### ZU ERLEDIGENDE AUFGABEN
[A] Wie viele Besucher kamen laut dem Artikel über die Rossini-Gala in den Rokoko-Saal der Godesberger Redoute?
[B] Setze den Artikel über die Rossini-Gala im Anschluss an seinen letzten Satz fort.

### TEXTAUSZUG
© JUNGE FREIHEIT Verlag GmbH & Co.  www.jungefreiheit.de    23/01 01. Juni 2001

 
Musikalische Genüsse der kulinarischen Art
Soiree mit Liedern und anderen Leckerbissen: Rossini-Gala in Godesberger Redoute begeisterte das Publikum
Julia Poser

Nach dem Verlust des Titels "Bundeshauptstadt" versucht sich die "Bundesstadt" Bonn als Kultur- und Wissenschaftszentrum einen Namen zu machen. Besonders tritt dabei die Gesellschaft des Internationalen Bonner Presseballs hervor, die nicht nur einmal im Jahr eine rauschende Ballnacht ausrichtet, sondern auch kleinere, aber exquisite musikalische Kostbarkeiten anbietet wie ein Concerto Buffetto à la Rossini.

Daß bei Rossini vorzüglich gespeist wurde, ist bekannt. Tout Paris drängte sich zu seinen musikalischen Soireen, bei welchen der Maestro selbst seine "Pèchès de Vieillesse", seine Alterssünden, am Klavier vortrug und die Stars der Opèra seine Arien sangen. Wer von Madame Rossini zu so einem Abendessen geladen war, durfte sich glücklich schätzen.

Aber auch die dreihundert festlich gekleideten Besucher, die an einem warmen Frühlingsabend in den Rokoko-Saal der Godesberger Redoute zur Rossini-Gala kamen, erwarteten musikalische und kulinarische Genüsse.

### Einträge zu Elementpositionen
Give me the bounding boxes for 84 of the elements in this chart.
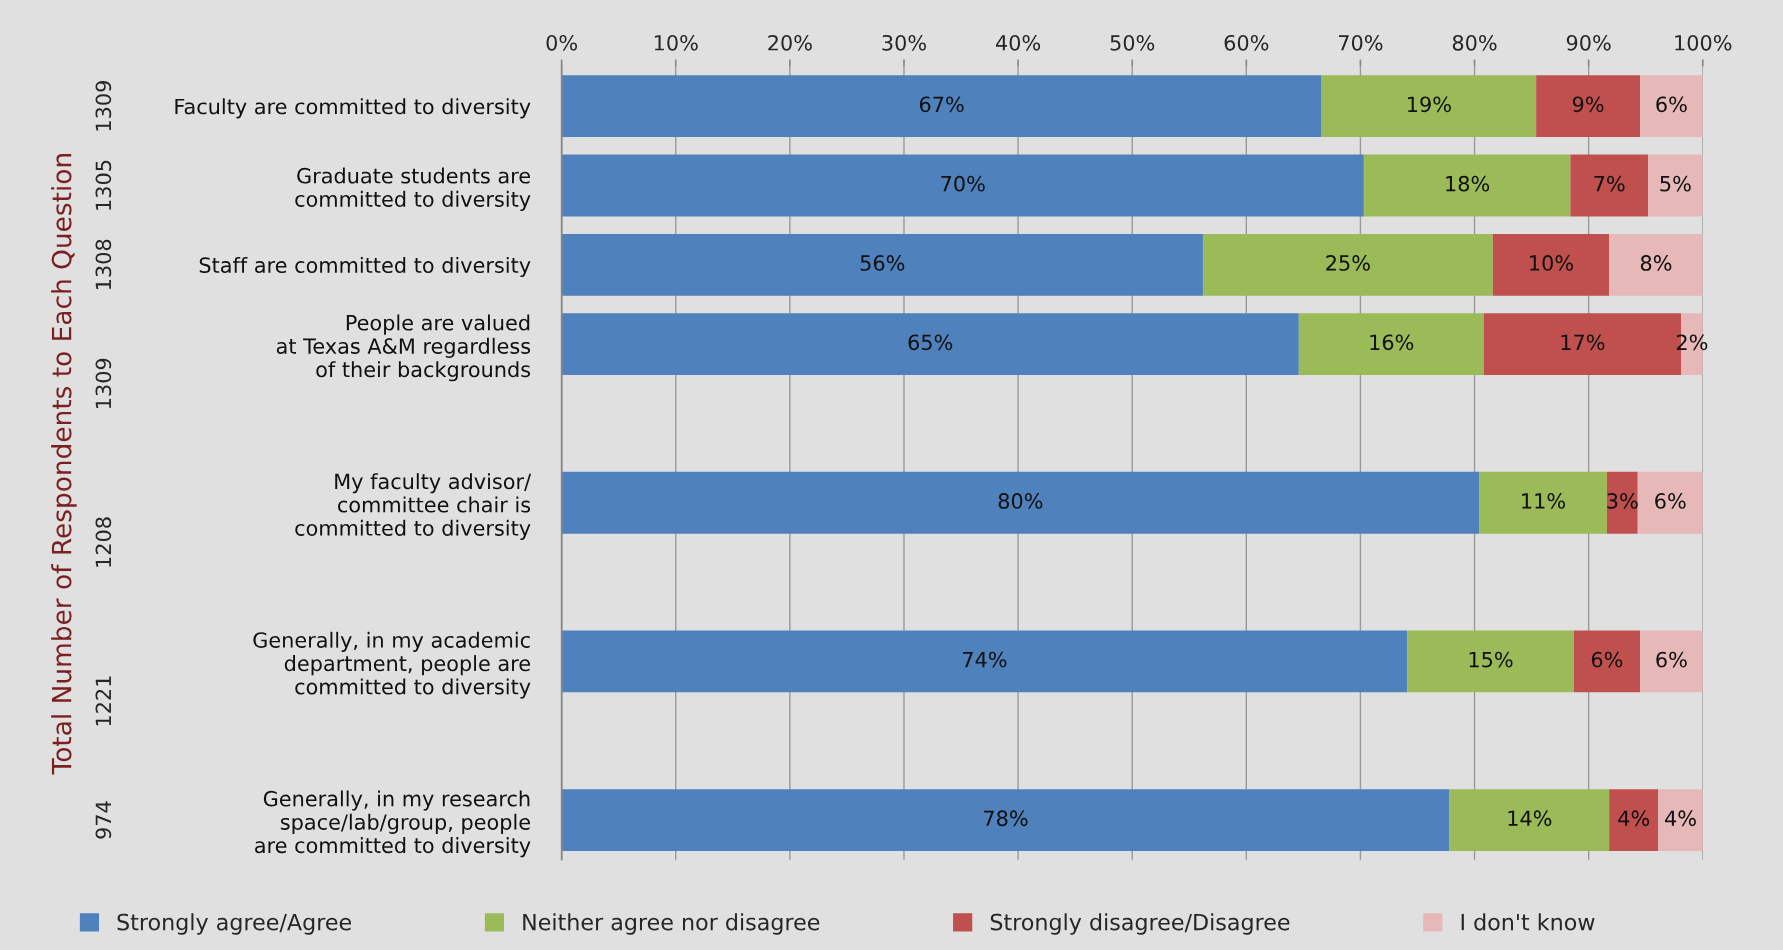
data-label: 4% [1618,810,1650,827]
bar [1658,789,1703,852]
bar [1647,154,1703,217]
data-label: 25% [1326,255,1370,271]
bar [1609,233,1703,296]
y-tick-label: Graduate students are committed to diversity [295,167,531,211]
data-label: 19% [1408,96,1451,113]
text: 1309 [95,358,112,409]
y-axis-title: Total Number of Respondents to Each Question [51,154,77,775]
bar [561,75,1322,138]
y-tick-label: Faculty are committed to diversity [175,98,531,119]
data-label: 7% [1594,175,1625,192]
y-tick-label: Generally, in my research space/lab/group, people are committed to diversity [255,790,531,858]
y-tick-label: My faculty advisor/ committee chair is committed to diversity [295,473,532,540]
data-label: 65% [908,334,953,351]
bar [1407,630,1574,693]
text: 1208 [95,517,112,567]
data-label: 10% [1530,255,1573,271]
data-label: 56% [860,255,905,271]
data-label: 6% [1656,651,1687,668]
data-label: 6% [1591,651,1623,668]
bar [1536,75,1640,138]
data-label: 14% [1508,810,1552,827]
legend-label: Strongly disagree/Disagree [990,913,1290,935]
bar [561,154,1364,217]
y-tick-label: Staff are committed to diversity [199,256,531,278]
data-label: 2% [1676,334,1708,351]
data-label: 6% [1655,493,1686,509]
data-label: 3% [1607,493,1638,509]
bar [1479,471,1607,534]
y-tick-label: Generally, in my academic department, people are committed to diversity [253,631,531,699]
x-tick-label: 70% [1338,34,1383,51]
bar [561,313,1299,376]
x-tick-label: 30% [882,34,926,51]
bar [561,233,1203,296]
data-label: 67% [919,96,964,113]
bar [1492,233,1610,296]
x-tick-label: 80% [1452,34,1497,51]
bar [1449,789,1610,852]
bar [1573,630,1640,693]
y-tick-label: People are valued at Texas A&M regardless of their backgrounds [276,314,531,382]
bar [1640,630,1703,693]
data-label: 17% [1561,334,1605,351]
x-tick-label: 10% [654,34,698,51]
text: 1309 [95,81,112,131]
bar [1202,233,1493,296]
data-label: 5% [1660,175,1691,192]
data-label: 80% [998,493,1043,509]
bar [1321,75,1537,138]
text: 1221 [95,676,111,726]
legend-label: I don't know [1461,913,1595,931]
data-label: 74% [962,651,1007,668]
data-label: 15% [1469,651,1513,668]
data-label: 6% [1656,96,1687,113]
text: 1308 [95,239,112,290]
bar [1570,154,1648,217]
x-tick-label: 60% [1224,34,1269,51]
x-tick-label: 90% [1566,34,1611,51]
data-label: 16% [1370,334,1414,351]
data-label: 8% [1640,255,1672,271]
data-label: 78% [984,810,1028,827]
text: 974 [95,801,112,839]
bar [1637,471,1703,534]
legend-label: Strongly agree/Agree [117,913,352,935]
x-tick-label: 20% [768,34,812,51]
bar [1363,154,1571,217]
x-tick-label: 50% [1110,34,1155,51]
bar [1298,313,1484,376]
data-label: 9% [1572,96,1604,113]
data-label: 70% [941,175,985,192]
legend-label: Neither agree nor disagree [523,913,820,935]
x-tick-label: 40% [995,34,1041,51]
data-label: 18% [1446,175,1490,192]
data-label: 4% [1665,810,1696,827]
bar [1609,789,1659,852]
text: 1305 [95,160,112,210]
bar [561,471,1480,534]
data-label: 11% [1522,493,1566,509]
x-tick-label: 100% [1675,34,1732,51]
bar [561,789,1450,852]
bar [561,630,1408,693]
bar [1640,75,1703,138]
bar [1606,471,1638,534]
x-tick-label: 0% [546,34,578,51]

### SCHRIFTLICHE ANTWORTEN
[A] Dreihundert festlich gekleidete Besucher.

[B]
Von der Mailänder Scala kamen die Mezzosopranistin Olivia Andreini und der Baßbariton Mauro Domenico Bufi sowie die Sopranistin Susanne Bufi. Das Kammermusikensemble der Rheinischen Solisten unter Gerd Winzer am Flügel begleitete das erlesene Terzett, das in hübschen, zur Partie passenden Kostümen auftrat. Winzer, ein Rossini-Verehrer, begann mit einer zündenden Interpretation von "La Danza". Dann brachten die Musiker einen Ausschnitt aus einer der "Sechs Sonaten für Streicher" des zwölfjährigen Rossini, die das künftige Genie schon erkennen ließen. "Hundsmäßig gespielt", meint Rossini damals. Jedoch an diesem Abend kam von den jungen Musikern der Satz stilsicher und in meisterlicher Form.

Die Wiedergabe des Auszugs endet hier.